Exercise: Copy out the listing below line for line, with no changes, and leave out the pictures.

Records for the task:
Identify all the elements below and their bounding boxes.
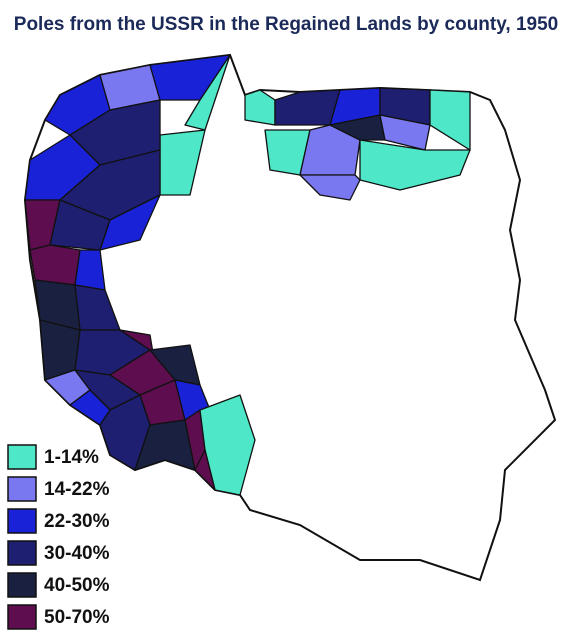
legend: 1-14% 14-22% 22-30% 30-40% 40-50% 50-70% [7, 444, 110, 630]
legend-label: 50-70% [44, 607, 110, 628]
legend-label: 30-40% [44, 543, 110, 564]
regions [23, 53, 557, 582]
legend-label: 40-50% [44, 575, 110, 596]
county [134, 419, 196, 471]
county [74, 249, 106, 291]
county [29, 244, 81, 286]
map-title: Poles from the USSR in the Regained Land… [14, 14, 558, 35]
county [299, 124, 361, 176]
legend-label: 1-14% [44, 447, 99, 468]
legend-swatch [7, 444, 37, 470]
legend-label: 14-22% [44, 479, 110, 500]
legend-swatch [7, 540, 37, 566]
county [194, 449, 216, 491]
legend-label: 22-30% [44, 511, 110, 532]
legend-swatch [7, 572, 37, 598]
legend-swatch [7, 476, 37, 502]
county [99, 194, 161, 251]
county [299, 174, 361, 201]
legend-swatch [7, 508, 37, 534]
legend-swatch [7, 604, 37, 630]
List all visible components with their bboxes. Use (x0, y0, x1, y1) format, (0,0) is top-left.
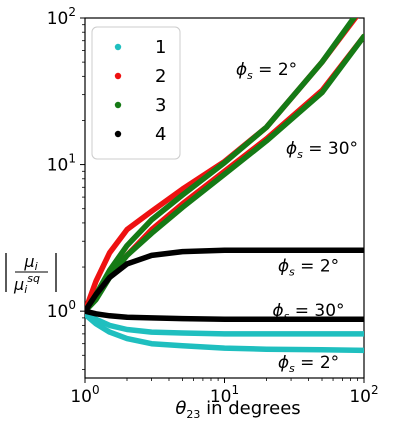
legend-marker-2 (114, 72, 122, 80)
y-axis-label: μi μisq (5, 252, 57, 296)
plot-area (84, 17, 365, 379)
x-axis: 100 101 102 (70, 378, 379, 407)
legend-label-2: 2 (155, 66, 166, 87)
svg-text:μisq: μisq (13, 272, 40, 296)
legend: 1 2 3 4 (91, 26, 181, 160)
series-4-line-6 (85, 247, 364, 314)
series-layer (85, 18, 364, 354)
x-tick-label: 100 (70, 383, 99, 407)
legend-marker-4 (114, 130, 122, 138)
legend-box (91, 26, 181, 160)
phi-annotation: ϕs = 30° (272, 301, 344, 323)
series-1-line-0 (85, 311, 364, 337)
legend-label-1: 1 (155, 37, 166, 58)
series-1-line-1 (85, 311, 364, 354)
legend-marker-3 (114, 101, 122, 109)
y-tick-label: 100 (47, 298, 76, 322)
phi-annotation: ϕs = 2° (236, 60, 297, 82)
phi-annotation: ϕs = 2° (278, 353, 339, 375)
x-tick-label: 102 (349, 383, 378, 407)
legend-label-3: 3 (155, 95, 166, 116)
x-axis-label: θ23 in degrees (175, 398, 300, 421)
y-tick-label: 102 (47, 5, 76, 29)
annotations: ϕs = 2° ϕs = 30° ϕs = 2° ϕs = 30° ϕs = 2° (236, 60, 358, 375)
svg-text:μi: μi (23, 252, 37, 273)
y-tick-label: 101 (47, 152, 76, 176)
y-axis: 100 101 102 (47, 5, 85, 370)
series-4-line-7 (85, 308, 364, 323)
phi-annotation: ϕs = 30° (286, 139, 358, 161)
legend-label-4: 4 (155, 124, 166, 145)
x-tick-label: 101 (210, 383, 239, 407)
phi-annotation: ϕs = 2° (278, 256, 339, 278)
legend-marker-1 (114, 43, 122, 51)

Task response:
Identify all the elements below and their bounding boxes.
legend: 1-14% 14-22% 22-30% 30-40% 40-50% 50-70% [7, 444, 110, 630]
legend-label: 50-70% [44, 607, 110, 628]
legend-label: 30-40% [44, 543, 110, 564]
regions [23, 53, 557, 582]
legend-label: 40-50% [44, 575, 110, 596]
county [134, 419, 196, 471]
county [74, 249, 106, 291]
county [29, 244, 81, 286]
map-title: Poles from the USSR in the Regained Land… [14, 14, 558, 35]
county [299, 124, 361, 176]
legend-label: 1-14% [44, 447, 99, 468]
legend-swatch [7, 444, 37, 470]
legend-label: 14-22% [44, 479, 110, 500]
legend-swatch [7, 540, 37, 566]
county [194, 449, 216, 491]
legend-label: 22-30% [44, 511, 110, 532]
legend-swatch [7, 572, 37, 598]
legend-swatch [7, 476, 37, 502]
county [99, 194, 161, 251]
county [299, 174, 361, 201]
legend-swatch [7, 508, 37, 534]
legend-swatch [7, 604, 37, 630]
List all visible components with their bboxes. Use (x0, y0, x1, y1) format, (0,0) is top-left.
legend-marker-2 (114, 72, 122, 80)
y-axis-label: μi μisq (5, 252, 57, 296)
plot-area (84, 17, 365, 379)
x-axis: 100 101 102 (70, 378, 379, 407)
legend-label-2: 2 (155, 66, 166, 87)
svg-text:μisq: μisq (13, 272, 40, 296)
legend: 1 2 3 4 (91, 26, 181, 160)
series-4-line-6 (85, 247, 364, 314)
series-layer (85, 18, 364, 354)
x-tick-label: 100 (70, 383, 99, 407)
legend-marker-4 (114, 130, 122, 138)
legend-box (91, 26, 181, 160)
phi-annotation: ϕs = 30° (272, 301, 344, 323)
series-1-line-0 (85, 311, 364, 337)
legend-label-1: 1 (155, 37, 166, 58)
series-1-line-1 (85, 311, 364, 354)
legend-marker-3 (114, 101, 122, 109)
y-tick-label: 100 (47, 298, 76, 322)
phi-annotation: ϕs = 2° (236, 60, 297, 82)
phi-annotation: ϕs = 2° (278, 353, 339, 375)
x-tick-label: 102 (349, 383, 378, 407)
legend-label-3: 3 (155, 95, 166, 116)
x-axis-label: θ23 in degrees (175, 398, 300, 421)
y-tick-label: 102 (47, 5, 76, 29)
annotations: ϕs = 2° ϕs = 30° ϕs = 2° ϕs = 30° ϕs = 2° (236, 60, 358, 375)
svg-text:μi: μi (23, 252, 37, 273)
y-tick-label: 101 (47, 152, 76, 176)
y-axis: 100 101 102 (47, 5, 85, 370)
series-4-line-7 (85, 308, 364, 323)
phi-annotation: ϕs = 30° (286, 139, 358, 161)
legend-label-4: 4 (155, 124, 166, 145)
x-tick-label: 101 (210, 383, 239, 407)
phi-annotation: ϕs = 2° (278, 256, 339, 278)
legend-marker-1 (114, 43, 122, 51)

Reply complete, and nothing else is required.